Instructions to follow |
Copy each line in which the string "number" occurs.

Information given |
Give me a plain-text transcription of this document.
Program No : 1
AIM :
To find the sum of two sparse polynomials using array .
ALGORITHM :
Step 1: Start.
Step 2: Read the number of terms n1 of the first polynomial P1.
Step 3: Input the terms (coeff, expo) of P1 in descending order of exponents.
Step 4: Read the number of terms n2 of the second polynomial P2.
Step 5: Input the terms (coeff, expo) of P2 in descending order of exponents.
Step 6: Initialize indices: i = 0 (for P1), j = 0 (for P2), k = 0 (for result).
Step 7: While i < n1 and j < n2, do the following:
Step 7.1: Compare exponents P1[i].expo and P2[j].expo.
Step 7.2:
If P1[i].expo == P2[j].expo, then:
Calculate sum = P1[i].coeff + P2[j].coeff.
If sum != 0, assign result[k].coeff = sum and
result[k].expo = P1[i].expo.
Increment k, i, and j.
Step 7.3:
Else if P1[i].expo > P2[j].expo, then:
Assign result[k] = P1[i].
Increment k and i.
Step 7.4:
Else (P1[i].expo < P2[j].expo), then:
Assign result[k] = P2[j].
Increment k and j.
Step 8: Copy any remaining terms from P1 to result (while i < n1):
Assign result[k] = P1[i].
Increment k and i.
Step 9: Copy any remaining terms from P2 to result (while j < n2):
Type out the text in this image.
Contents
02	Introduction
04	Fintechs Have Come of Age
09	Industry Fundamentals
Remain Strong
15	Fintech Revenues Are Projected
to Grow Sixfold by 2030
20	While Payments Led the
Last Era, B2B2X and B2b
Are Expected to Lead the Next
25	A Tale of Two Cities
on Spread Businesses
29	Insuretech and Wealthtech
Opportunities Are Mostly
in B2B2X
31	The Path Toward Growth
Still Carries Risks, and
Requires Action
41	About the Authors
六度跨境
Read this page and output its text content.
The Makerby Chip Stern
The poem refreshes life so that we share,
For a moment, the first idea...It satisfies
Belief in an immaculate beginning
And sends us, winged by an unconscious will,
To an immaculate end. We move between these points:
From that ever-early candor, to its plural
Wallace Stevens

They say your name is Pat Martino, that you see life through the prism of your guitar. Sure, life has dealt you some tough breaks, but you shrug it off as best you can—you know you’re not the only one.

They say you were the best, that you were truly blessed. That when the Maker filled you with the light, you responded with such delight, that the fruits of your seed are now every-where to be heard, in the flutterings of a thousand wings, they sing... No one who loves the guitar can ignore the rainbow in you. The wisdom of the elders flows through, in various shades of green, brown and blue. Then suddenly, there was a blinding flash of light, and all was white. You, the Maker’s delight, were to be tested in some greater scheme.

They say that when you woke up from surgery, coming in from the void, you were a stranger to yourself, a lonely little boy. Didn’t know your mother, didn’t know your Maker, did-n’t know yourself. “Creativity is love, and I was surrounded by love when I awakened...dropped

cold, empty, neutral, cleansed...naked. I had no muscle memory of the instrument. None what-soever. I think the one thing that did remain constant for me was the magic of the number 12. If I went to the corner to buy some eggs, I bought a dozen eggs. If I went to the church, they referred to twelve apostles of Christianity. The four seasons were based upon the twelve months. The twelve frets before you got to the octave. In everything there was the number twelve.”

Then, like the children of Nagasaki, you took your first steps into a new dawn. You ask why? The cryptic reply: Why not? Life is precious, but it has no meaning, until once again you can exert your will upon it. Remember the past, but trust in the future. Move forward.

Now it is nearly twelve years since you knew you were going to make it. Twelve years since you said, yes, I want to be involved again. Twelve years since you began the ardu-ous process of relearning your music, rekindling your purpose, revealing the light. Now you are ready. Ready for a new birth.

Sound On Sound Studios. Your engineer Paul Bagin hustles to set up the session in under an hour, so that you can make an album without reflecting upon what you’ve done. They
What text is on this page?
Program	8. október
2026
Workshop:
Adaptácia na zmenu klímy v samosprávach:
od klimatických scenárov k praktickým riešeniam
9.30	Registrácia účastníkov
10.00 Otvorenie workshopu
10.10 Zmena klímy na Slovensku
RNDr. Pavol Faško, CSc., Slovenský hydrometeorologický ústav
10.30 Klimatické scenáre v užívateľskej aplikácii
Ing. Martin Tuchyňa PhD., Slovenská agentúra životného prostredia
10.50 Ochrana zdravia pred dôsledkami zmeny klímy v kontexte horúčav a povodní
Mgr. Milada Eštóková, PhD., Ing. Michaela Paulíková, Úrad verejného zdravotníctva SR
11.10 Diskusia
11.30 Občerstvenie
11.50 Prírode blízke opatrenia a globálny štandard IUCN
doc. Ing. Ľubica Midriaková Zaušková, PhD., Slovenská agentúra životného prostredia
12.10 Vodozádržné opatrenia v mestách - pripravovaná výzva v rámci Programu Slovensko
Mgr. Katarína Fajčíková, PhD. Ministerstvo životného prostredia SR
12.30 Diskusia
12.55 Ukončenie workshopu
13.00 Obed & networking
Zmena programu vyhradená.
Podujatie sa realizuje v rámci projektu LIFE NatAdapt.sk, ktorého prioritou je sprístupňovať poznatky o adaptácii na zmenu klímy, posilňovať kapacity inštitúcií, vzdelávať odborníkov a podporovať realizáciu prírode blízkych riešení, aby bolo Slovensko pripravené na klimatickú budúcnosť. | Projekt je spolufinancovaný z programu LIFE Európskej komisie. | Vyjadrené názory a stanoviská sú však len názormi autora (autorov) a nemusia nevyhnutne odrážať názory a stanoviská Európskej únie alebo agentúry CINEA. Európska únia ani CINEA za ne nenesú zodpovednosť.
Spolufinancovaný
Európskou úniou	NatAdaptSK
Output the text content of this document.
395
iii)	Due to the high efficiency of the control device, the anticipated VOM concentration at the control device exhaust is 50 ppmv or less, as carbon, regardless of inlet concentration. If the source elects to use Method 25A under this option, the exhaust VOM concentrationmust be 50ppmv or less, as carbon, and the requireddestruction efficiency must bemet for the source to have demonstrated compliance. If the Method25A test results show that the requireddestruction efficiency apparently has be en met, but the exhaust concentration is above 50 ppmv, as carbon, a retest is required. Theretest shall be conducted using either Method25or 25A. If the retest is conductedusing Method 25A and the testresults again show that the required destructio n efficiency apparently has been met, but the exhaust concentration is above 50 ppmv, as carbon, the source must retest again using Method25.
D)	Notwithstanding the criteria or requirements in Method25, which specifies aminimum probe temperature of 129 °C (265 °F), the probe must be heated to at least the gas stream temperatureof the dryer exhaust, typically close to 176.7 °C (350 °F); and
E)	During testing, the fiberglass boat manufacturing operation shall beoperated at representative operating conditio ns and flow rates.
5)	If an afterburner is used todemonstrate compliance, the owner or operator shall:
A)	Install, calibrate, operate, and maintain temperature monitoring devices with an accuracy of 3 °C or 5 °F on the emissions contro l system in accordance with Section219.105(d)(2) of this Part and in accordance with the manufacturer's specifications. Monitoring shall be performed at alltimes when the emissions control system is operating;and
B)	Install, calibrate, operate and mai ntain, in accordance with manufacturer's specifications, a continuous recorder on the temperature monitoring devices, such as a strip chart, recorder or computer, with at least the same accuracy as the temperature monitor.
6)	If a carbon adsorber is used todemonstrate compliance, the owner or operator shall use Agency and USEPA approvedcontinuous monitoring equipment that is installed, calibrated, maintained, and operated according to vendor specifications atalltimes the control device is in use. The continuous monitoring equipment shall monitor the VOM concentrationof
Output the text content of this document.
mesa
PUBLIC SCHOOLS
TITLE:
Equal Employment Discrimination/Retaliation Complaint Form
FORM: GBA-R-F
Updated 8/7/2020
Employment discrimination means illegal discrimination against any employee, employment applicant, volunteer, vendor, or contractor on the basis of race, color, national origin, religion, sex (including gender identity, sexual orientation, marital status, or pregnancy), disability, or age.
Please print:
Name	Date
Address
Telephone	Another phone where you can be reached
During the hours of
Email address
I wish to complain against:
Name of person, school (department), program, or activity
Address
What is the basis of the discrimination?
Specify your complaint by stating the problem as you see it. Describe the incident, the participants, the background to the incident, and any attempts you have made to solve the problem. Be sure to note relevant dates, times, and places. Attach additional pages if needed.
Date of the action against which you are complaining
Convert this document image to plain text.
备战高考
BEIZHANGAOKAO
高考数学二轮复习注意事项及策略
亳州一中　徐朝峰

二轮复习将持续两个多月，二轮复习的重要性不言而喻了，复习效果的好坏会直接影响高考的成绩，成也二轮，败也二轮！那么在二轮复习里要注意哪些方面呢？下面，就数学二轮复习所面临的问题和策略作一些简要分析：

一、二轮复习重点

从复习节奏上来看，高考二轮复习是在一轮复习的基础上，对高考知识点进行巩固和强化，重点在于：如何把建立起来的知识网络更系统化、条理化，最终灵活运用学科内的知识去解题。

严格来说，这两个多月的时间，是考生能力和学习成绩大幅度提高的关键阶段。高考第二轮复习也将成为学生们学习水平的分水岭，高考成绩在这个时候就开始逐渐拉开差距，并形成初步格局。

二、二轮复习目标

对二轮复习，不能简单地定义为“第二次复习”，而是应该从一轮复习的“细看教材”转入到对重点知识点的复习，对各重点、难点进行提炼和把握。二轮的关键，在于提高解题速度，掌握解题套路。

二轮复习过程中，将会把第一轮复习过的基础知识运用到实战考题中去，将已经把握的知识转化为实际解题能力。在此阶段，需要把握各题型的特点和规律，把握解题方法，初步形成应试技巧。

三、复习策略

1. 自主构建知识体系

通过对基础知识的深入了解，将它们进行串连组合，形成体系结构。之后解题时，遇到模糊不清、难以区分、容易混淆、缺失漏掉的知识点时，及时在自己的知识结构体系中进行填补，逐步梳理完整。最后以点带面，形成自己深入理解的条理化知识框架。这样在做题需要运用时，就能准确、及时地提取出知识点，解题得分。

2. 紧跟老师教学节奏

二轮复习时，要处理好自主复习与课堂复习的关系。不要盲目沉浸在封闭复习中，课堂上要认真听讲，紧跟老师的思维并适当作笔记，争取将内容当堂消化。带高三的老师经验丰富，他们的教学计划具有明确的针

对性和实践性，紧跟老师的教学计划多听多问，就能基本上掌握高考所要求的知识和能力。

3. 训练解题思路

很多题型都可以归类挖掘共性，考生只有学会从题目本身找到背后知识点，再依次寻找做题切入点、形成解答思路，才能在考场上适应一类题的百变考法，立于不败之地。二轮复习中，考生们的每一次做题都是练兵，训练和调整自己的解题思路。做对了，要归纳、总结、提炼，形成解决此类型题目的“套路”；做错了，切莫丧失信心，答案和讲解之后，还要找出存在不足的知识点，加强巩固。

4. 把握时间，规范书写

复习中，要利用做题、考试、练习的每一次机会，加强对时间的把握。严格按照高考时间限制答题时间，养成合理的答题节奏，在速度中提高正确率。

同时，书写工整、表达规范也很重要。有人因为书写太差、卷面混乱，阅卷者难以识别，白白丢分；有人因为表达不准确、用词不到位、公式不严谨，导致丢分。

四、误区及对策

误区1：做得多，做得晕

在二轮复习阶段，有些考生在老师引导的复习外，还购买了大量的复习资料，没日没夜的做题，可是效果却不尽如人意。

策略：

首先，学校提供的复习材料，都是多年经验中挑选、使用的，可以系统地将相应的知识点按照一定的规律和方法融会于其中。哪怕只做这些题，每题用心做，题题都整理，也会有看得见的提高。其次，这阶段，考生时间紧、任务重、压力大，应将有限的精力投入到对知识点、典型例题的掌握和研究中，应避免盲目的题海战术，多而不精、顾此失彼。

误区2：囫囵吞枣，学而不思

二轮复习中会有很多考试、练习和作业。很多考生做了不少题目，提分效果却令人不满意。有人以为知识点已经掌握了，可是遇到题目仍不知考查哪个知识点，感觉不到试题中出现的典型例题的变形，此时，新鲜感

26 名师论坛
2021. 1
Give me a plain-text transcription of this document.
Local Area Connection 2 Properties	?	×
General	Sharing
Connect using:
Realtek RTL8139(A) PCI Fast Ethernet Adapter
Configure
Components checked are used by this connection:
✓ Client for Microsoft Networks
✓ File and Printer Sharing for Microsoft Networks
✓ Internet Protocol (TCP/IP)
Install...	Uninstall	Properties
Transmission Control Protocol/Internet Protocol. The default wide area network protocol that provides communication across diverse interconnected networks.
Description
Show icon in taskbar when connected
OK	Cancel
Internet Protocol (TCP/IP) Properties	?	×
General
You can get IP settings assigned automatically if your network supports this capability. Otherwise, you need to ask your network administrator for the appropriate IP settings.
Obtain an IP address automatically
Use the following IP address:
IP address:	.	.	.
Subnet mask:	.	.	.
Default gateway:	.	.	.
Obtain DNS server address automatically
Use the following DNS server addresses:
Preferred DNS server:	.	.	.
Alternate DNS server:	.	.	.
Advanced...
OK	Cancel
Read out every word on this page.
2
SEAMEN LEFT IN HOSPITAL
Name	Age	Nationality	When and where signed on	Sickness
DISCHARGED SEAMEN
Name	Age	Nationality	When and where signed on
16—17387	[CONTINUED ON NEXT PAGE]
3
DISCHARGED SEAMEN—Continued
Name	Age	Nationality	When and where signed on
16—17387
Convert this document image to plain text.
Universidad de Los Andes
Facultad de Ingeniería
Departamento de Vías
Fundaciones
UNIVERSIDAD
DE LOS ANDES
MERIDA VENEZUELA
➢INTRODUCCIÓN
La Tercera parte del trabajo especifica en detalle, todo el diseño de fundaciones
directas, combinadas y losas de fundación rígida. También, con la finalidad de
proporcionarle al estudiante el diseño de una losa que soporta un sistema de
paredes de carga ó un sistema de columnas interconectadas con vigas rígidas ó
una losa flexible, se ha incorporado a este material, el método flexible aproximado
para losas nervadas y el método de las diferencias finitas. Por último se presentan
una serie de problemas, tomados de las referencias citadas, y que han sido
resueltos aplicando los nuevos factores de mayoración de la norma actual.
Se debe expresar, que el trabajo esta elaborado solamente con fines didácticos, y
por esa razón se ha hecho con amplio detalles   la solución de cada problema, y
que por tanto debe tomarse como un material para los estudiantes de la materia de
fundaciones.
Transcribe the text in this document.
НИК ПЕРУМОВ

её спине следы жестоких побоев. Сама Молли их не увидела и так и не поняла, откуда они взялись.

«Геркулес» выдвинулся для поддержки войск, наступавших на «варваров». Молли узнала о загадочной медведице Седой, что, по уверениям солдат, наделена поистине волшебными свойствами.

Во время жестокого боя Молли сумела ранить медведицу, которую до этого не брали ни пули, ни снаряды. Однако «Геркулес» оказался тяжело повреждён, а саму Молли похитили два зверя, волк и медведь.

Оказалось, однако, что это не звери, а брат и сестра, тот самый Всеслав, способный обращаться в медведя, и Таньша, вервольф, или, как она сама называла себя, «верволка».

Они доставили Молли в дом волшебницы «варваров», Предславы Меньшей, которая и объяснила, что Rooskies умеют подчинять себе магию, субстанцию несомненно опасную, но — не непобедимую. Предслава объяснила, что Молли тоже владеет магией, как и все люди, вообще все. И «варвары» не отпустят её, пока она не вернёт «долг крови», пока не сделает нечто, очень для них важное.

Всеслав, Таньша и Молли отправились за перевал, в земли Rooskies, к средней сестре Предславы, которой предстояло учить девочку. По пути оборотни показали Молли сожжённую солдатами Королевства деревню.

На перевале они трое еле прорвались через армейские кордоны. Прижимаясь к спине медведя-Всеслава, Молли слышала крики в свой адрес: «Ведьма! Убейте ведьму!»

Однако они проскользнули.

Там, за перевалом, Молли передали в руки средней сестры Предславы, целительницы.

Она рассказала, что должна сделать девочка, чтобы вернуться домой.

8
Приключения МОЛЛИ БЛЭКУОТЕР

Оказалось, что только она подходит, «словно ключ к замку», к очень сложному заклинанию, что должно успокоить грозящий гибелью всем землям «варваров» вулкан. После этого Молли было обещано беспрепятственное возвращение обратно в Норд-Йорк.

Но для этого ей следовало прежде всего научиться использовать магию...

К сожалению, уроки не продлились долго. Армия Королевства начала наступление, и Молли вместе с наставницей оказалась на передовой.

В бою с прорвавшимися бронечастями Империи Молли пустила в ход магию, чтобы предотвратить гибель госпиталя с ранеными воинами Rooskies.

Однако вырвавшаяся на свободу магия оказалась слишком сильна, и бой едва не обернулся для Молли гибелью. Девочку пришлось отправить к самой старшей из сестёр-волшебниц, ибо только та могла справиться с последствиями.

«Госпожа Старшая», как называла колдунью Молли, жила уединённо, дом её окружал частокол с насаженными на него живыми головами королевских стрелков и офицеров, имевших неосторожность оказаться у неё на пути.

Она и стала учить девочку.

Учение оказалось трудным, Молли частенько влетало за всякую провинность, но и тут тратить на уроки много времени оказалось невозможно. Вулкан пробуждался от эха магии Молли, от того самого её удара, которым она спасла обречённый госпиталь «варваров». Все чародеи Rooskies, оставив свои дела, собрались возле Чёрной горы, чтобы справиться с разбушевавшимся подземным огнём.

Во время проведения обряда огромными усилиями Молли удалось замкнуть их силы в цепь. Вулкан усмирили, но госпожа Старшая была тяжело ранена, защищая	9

Task result |
Step 2: Read the number of terms n1 of the first polynomial P1.
Step 4: Read the number of terms n2 of the second polynomial P2.
cold, empty, neutral, cleansed...naked. I had no muscle memory of the instrument. None what-soever. I think the one thing that did remain constant for me was the magic of the number 12. If I went to the corner to buy some eggs, I bought a dozen eggs. If I went to the church, they referred to twelve apostles of Christianity. The four seasons were based upon the twelve months. The twelve frets before you got to the octave. In everything there was the number twelve.”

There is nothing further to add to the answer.